Brano di lettura —

__________

Blitz a Palermo dei Carabinieri e della Guardia di finanza: presi i boss che si stavano riorganizzando

21 dicembre 2009

I carabinieri del comando provinciale e del reparto operativo di Palermo e gli agenti della Guardia di Finanza del nucleo speciale di polizia valutaria - Sezione antiriciclaggio di Palermo, hanno eseguito all'alba di stamane nove provvedimenti di fermo disposti dalla Direzione distrettuale antimafia nei confronti di capi e uomini d'onore dei mandamenti mafiosi palermitani delle famiglie mafiose palermitane organiche ai mandamenti di "Resuttana" e "Tommaso Natale-San Lorenzo". I provvedimenti sono stati emessi dal procuratore aggiunto Antonio Ingroia e dai sostituti Gaetano Paci, Lia Sava e Francesco Del Bene. Gli indagati sono accusati di associazione mafiosa ed estorsione.
Le persone fermate sono: Domenico Alagna, 48 anni, Giuseppe Crisafi, 41 anni, Vito Nicolosi, 48 anni, Salvatore Randazzo, 42 anni, Michele Pillitteri, 49 anni, Antonino Troia, 45 anni, Angelo Bonvissuto, 43 anni e Manuel Pasta, 34 anni.

__________

Dati registrati —
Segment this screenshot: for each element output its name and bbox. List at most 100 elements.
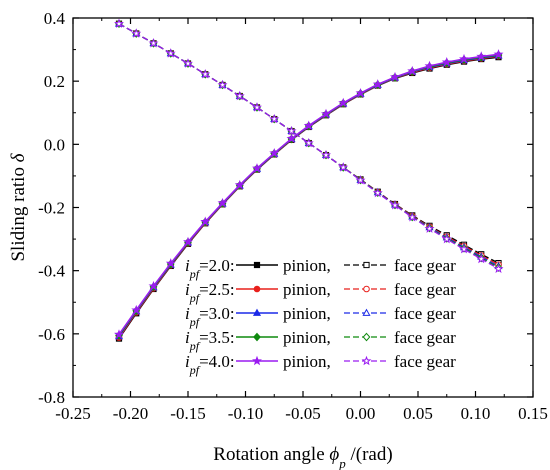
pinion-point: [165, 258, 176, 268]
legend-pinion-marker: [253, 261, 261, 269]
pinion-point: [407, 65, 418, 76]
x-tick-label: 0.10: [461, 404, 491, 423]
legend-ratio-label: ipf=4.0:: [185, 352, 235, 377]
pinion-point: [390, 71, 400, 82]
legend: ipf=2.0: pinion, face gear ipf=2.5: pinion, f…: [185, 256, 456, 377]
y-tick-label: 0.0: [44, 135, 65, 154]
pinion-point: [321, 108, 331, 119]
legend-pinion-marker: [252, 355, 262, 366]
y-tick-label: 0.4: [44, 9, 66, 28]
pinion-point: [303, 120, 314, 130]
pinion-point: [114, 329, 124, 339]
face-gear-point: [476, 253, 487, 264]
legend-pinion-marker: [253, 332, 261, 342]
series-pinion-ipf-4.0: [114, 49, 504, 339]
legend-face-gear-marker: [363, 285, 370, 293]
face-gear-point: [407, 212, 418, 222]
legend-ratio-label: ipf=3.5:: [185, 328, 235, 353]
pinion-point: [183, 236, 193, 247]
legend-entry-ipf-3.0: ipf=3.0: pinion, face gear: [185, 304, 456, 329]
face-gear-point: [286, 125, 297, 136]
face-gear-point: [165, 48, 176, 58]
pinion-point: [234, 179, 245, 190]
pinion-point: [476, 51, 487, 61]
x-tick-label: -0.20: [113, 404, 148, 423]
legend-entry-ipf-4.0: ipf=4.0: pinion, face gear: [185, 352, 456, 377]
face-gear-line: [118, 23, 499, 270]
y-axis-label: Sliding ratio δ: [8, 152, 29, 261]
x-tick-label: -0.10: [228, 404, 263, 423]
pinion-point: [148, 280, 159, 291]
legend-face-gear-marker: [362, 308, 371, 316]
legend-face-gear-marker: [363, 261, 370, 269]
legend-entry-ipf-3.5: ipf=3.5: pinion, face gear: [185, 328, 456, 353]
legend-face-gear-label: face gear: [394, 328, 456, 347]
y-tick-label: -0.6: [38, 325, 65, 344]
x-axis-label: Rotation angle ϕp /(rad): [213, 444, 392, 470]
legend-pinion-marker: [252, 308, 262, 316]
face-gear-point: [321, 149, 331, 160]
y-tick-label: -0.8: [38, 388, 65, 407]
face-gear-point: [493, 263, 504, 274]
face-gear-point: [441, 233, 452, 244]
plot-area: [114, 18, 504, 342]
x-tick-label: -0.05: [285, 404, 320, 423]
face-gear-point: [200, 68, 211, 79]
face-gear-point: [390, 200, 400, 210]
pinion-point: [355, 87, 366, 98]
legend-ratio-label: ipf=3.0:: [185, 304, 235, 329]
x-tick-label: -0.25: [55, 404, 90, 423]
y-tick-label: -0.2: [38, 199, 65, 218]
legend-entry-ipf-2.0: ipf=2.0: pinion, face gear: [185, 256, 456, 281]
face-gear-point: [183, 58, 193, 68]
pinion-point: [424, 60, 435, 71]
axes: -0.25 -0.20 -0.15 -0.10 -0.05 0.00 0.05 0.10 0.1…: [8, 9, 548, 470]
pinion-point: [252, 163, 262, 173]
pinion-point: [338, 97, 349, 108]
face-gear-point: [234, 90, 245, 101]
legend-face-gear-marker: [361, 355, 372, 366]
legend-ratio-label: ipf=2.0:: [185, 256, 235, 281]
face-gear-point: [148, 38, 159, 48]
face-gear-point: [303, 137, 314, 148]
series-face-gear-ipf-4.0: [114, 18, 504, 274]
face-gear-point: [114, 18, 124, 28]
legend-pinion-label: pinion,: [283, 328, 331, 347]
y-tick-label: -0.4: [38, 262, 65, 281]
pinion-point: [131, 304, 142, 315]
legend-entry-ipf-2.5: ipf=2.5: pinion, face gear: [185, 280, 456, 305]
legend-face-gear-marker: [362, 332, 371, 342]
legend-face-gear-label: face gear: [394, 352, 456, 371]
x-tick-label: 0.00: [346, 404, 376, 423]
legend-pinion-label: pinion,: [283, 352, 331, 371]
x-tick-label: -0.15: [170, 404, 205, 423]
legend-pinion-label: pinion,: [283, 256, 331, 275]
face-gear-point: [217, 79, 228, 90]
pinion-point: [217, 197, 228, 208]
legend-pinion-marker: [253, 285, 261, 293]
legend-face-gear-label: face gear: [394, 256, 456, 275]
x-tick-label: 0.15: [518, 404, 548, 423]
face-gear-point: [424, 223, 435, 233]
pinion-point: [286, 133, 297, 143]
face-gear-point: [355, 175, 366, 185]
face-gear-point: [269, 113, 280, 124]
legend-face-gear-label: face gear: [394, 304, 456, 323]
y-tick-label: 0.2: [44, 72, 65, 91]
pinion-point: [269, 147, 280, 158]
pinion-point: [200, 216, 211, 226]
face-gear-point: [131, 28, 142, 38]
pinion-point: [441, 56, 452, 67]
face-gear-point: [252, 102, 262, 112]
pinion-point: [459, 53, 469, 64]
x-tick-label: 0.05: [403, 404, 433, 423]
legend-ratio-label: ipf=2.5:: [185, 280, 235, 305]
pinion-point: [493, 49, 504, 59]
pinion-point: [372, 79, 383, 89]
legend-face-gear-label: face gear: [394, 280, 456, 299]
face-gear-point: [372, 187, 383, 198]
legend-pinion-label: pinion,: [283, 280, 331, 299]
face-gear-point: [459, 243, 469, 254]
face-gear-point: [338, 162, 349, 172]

__________

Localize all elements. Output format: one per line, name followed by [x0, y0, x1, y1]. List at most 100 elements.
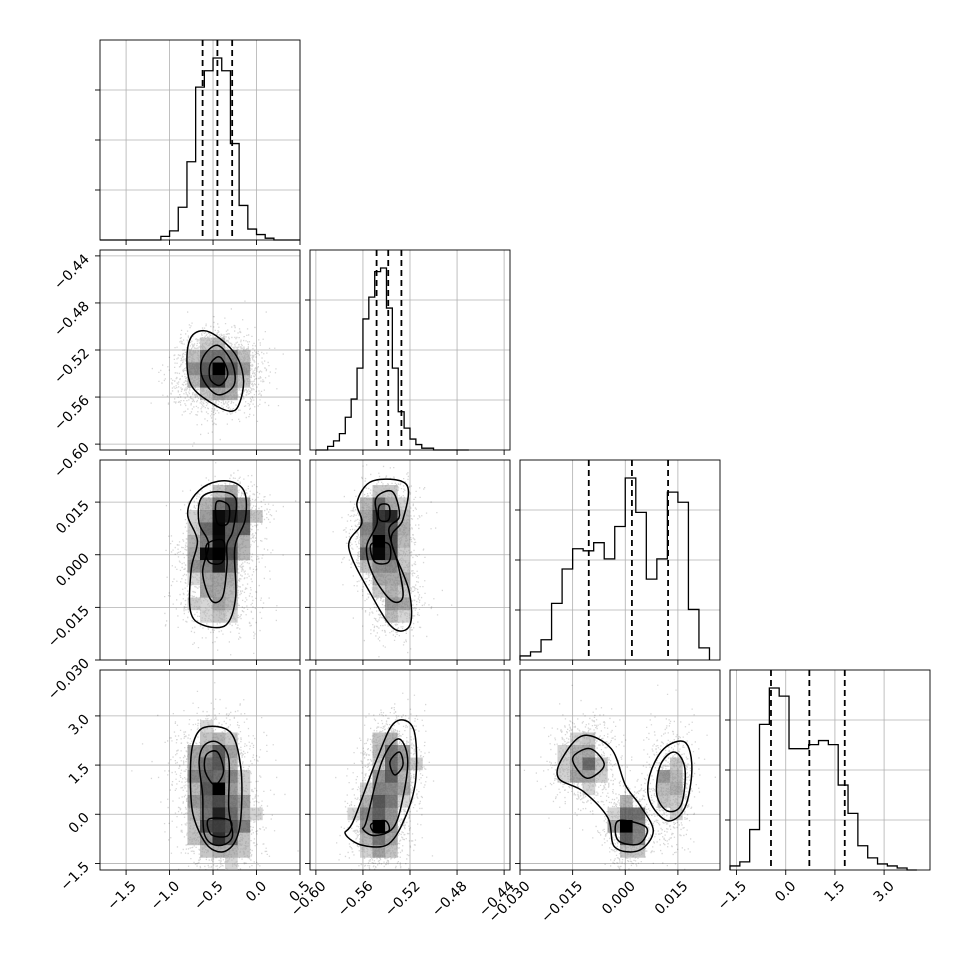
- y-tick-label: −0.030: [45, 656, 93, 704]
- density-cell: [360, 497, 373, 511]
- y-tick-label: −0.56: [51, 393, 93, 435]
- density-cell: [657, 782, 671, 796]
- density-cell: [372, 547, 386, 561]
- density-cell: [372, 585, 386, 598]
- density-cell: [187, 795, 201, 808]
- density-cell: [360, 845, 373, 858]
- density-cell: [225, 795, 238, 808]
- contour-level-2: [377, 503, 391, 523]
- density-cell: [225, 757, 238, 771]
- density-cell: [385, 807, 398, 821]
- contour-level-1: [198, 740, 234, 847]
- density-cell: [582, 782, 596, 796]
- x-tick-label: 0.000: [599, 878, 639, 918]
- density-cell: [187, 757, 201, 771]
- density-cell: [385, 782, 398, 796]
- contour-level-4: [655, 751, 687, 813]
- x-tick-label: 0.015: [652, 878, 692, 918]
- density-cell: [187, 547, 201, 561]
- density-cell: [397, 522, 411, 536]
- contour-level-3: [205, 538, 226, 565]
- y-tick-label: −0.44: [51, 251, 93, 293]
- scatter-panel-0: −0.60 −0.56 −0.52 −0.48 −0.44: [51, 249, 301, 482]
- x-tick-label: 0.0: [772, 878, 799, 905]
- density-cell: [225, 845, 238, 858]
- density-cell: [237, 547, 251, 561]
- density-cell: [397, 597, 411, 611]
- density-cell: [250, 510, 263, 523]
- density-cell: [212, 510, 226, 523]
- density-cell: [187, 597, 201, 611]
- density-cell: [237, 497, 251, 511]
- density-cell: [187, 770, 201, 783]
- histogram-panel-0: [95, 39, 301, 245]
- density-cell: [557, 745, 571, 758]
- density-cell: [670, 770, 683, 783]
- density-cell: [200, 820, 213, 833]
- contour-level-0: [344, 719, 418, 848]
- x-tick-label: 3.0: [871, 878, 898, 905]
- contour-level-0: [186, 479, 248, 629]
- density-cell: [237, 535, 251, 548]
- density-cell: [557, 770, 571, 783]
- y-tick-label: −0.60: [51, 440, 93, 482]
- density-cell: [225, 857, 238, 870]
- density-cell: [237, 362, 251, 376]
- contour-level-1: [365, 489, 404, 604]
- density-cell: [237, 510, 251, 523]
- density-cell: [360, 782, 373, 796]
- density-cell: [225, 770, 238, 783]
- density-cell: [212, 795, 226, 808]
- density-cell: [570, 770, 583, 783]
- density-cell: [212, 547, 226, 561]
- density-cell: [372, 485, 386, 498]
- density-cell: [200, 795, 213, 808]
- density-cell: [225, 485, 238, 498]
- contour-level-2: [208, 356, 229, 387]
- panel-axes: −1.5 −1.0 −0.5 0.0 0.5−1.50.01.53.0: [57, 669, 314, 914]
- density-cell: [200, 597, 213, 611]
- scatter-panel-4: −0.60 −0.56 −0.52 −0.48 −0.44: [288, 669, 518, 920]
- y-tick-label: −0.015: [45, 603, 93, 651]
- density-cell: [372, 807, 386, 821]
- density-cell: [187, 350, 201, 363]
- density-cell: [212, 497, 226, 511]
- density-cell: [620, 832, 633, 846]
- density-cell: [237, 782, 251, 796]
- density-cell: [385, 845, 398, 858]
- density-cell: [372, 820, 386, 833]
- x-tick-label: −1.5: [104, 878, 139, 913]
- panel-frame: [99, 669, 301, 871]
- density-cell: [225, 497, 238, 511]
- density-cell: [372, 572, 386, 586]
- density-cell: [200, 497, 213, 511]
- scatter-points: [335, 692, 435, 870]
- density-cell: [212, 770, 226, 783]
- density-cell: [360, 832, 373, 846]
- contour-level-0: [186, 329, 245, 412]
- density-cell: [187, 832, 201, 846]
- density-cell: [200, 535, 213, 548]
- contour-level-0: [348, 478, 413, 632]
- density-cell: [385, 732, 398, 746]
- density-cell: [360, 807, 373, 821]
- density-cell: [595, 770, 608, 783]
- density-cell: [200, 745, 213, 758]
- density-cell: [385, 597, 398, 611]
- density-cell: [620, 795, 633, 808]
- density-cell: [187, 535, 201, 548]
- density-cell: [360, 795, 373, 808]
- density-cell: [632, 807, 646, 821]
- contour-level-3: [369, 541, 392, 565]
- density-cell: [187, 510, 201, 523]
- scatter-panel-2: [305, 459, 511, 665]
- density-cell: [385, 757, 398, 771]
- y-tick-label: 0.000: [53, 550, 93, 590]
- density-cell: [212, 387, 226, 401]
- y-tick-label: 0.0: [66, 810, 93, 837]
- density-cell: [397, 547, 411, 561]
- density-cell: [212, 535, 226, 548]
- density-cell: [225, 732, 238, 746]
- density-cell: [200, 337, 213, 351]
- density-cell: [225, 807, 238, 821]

__________

Cosa fare —
a – Nell'articolo sul blitz antimafia di Palermo, di quali reati sono accusati gli indagati?
b – Prosegui l'articolo sul blitz antimafia di Palermo subito dopo l'ultima frase riportata.

Esercizi risolti —
a – Associazione mafiosa ed estorsione.

b –
Gli arresti sono scattati al termine di complesse attività di indagine, svolte autonomamente dai carabinieri e dalla Guardia di finanza, in seguito all'arresto del boss Salvatore Lo Piccolo. L'operazione odierna ha fotografato i nuovi assetti organizzativi dei due mandamenti mafiosi, i cui vertici negli ultimi due anni sono stati azzerati grazie a diverse operazioni di polizia che si sono susseguite nel tempo, e ha tracciato la mappa del pizzo delle estorsioni nelle due zone della città. Gli investigatori si sono avvalsi, oltre che di intercettazioni ambientali, di tecniche di indagine tradizionali come il pedinamento. Un apporto importante all'inchiesta è stato dato anche dalle rivelazioni di diversi collaboratori di giustizia che hanno fornito un quadro aggiornato delle attività delle cosche, facendo emergere, ancora una volta, come il racket continui ad essere uno degli affari più redditizi di Cosa nostra.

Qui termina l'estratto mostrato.